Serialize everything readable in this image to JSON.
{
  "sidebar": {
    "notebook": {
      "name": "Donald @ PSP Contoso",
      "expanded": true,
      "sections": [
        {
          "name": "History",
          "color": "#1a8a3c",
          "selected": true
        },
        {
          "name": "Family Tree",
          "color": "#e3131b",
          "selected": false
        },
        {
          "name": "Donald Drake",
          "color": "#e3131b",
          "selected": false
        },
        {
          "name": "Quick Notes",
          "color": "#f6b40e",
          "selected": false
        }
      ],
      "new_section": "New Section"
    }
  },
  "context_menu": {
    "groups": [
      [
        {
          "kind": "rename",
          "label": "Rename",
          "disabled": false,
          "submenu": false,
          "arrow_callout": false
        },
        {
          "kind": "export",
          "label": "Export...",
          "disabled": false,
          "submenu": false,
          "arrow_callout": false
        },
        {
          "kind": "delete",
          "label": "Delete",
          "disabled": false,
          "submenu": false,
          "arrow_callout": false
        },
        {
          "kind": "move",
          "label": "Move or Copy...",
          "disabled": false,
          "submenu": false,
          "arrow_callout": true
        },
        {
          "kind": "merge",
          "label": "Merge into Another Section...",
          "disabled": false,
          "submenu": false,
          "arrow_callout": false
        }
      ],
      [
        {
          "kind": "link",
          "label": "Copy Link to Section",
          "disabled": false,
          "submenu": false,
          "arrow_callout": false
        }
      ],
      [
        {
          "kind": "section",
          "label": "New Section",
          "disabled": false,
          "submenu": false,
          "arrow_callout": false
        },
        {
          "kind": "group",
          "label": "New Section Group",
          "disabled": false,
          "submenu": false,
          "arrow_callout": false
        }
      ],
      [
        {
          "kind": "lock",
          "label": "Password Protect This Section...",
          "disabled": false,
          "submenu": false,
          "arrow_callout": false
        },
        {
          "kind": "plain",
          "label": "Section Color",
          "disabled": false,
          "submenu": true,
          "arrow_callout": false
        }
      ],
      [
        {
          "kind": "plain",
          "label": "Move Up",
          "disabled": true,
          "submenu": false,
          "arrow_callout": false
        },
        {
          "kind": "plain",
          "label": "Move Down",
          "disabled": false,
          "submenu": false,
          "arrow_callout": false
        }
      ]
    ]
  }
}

________________________________________

◆ **EXERCISE DIRECTIONS**: Using the entries above, return each line in which the word "Donald" occurs.

◆ **SOLUTION**:
      "name": "Donald @ PSP Contoso",
          "name": "Donald Drake",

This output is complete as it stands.